◆ **What you should do**: Reproduce the lines below word for word, starting with the first line and stopping after the line that contains "chevron-down-icon <box>536 318 572 337</box>". Include both of those lines.

◆ **Supplied data**:
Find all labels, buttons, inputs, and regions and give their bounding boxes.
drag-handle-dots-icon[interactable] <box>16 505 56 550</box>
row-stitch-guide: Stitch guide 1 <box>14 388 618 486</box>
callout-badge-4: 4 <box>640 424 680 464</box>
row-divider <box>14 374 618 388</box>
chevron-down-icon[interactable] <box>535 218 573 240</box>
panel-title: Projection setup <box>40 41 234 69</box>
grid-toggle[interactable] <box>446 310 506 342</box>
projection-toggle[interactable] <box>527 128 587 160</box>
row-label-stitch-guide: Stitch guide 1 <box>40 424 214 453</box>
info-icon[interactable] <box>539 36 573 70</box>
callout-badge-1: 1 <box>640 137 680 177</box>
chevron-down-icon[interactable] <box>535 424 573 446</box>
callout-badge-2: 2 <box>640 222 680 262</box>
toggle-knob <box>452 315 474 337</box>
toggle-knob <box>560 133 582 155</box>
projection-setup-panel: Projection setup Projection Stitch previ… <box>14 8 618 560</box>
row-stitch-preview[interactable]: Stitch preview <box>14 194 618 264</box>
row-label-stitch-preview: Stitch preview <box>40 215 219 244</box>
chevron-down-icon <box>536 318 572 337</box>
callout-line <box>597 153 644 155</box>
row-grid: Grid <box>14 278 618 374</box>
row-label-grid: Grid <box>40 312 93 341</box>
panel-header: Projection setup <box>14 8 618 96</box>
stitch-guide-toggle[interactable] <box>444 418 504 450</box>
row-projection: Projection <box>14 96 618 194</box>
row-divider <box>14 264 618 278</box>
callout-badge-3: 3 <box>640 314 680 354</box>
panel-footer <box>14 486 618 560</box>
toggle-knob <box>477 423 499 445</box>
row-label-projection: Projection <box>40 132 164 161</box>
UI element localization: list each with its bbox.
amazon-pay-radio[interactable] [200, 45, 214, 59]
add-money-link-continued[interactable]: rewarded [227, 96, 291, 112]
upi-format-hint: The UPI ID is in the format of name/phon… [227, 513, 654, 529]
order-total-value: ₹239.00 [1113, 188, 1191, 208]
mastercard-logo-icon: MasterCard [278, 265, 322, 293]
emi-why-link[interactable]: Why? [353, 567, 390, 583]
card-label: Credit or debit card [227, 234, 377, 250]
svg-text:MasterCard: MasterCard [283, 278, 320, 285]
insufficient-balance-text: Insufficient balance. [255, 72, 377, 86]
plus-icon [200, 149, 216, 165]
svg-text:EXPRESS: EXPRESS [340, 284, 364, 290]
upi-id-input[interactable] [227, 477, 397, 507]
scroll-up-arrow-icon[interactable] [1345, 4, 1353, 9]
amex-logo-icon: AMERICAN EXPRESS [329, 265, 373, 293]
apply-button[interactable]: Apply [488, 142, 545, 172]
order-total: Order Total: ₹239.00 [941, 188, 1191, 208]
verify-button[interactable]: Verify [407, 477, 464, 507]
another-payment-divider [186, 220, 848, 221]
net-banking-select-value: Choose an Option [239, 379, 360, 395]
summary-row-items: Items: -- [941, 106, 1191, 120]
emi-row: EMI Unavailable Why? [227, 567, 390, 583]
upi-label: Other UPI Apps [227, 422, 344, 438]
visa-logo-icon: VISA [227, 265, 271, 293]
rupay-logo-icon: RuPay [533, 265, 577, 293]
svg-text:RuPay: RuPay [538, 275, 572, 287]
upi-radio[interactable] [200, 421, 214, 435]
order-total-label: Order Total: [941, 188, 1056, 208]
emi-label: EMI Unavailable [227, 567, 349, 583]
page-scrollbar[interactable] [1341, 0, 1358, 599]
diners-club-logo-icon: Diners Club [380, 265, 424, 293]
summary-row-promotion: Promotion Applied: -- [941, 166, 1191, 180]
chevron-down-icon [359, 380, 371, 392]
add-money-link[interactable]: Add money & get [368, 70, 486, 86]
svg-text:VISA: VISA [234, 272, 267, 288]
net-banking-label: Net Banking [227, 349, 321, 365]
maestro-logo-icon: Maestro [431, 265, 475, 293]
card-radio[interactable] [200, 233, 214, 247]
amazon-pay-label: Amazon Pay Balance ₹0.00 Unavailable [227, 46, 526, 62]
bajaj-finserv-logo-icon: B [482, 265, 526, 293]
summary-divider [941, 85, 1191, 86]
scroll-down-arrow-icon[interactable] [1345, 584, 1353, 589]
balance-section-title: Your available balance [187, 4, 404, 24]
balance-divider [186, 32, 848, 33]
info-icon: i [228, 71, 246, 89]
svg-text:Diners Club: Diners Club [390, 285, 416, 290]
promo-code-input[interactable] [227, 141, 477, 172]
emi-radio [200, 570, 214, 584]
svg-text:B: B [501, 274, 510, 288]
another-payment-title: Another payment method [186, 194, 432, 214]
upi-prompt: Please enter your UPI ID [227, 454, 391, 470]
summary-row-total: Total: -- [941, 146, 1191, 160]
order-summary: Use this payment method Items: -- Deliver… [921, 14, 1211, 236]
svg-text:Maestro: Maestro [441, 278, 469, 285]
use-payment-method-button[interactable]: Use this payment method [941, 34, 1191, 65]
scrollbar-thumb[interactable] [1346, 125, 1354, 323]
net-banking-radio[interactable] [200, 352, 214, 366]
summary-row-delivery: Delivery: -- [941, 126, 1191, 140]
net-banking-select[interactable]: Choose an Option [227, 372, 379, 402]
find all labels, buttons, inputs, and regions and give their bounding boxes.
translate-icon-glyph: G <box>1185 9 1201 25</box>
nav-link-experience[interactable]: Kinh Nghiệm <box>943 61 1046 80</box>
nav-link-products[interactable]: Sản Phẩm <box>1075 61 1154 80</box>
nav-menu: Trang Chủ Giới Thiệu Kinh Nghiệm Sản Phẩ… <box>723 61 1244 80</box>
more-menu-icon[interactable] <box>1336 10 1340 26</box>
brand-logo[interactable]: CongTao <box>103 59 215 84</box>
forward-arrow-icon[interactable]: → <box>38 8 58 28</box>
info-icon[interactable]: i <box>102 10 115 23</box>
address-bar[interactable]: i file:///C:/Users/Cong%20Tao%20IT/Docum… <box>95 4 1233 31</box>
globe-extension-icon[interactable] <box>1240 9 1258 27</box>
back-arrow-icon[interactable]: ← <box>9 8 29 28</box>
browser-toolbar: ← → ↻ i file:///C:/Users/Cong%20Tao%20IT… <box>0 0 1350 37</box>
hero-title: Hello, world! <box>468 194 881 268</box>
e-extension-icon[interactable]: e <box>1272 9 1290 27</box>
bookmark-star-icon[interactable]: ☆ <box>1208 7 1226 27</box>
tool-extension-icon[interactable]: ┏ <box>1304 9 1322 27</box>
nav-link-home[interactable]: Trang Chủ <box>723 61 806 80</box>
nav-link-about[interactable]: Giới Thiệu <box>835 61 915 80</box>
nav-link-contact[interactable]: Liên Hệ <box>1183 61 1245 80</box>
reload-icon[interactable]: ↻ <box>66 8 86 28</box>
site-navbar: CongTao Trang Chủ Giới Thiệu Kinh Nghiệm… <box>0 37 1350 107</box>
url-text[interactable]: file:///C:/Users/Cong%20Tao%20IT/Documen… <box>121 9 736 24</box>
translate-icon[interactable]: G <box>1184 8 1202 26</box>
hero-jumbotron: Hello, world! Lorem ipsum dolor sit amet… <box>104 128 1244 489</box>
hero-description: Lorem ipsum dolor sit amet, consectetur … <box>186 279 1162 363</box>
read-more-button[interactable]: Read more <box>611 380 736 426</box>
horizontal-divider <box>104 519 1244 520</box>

◆ **Answer to this problem**:
Find all labels, buttons, inputs, and regions and give their bounding boxes.
drag-handle-dots-icon[interactable] <box>16 505 56 550</box>
row-stitch-guide: Stitch guide 1 <box>14 388 618 486</box>
callout-badge-4: 4 <box>640 424 680 464</box>
row-divider <box>14 374 618 388</box>
chevron-down-icon[interactable] <box>535 218 573 240</box>
panel-title: Projection setup <box>40 41 234 69</box>
grid-toggle[interactable] <box>446 310 506 342</box>
projection-toggle[interactable] <box>527 128 587 160</box>
row-label-stitch-guide: Stitch guide 1 <box>40 424 214 453</box>
info-icon[interactable] <box>539 36 573 70</box>
callout-badge-1: 1 <box>640 137 680 177</box>
chevron-down-icon[interactable] <box>535 424 573 446</box>
callout-badge-2: 2 <box>640 222 680 262</box>
toggle-knob <box>452 315 474 337</box>
toggle-knob <box>560 133 582 155</box>
projection-setup-panel: Projection setup Projection Stitch previ… <box>14 8 618 560</box>
row-stitch-preview[interactable]: Stitch preview <box>14 194 618 264</box>
row-label-stitch-preview: Stitch preview <box>40 215 219 244</box>
chevron-down-icon <box>536 318 572 337</box>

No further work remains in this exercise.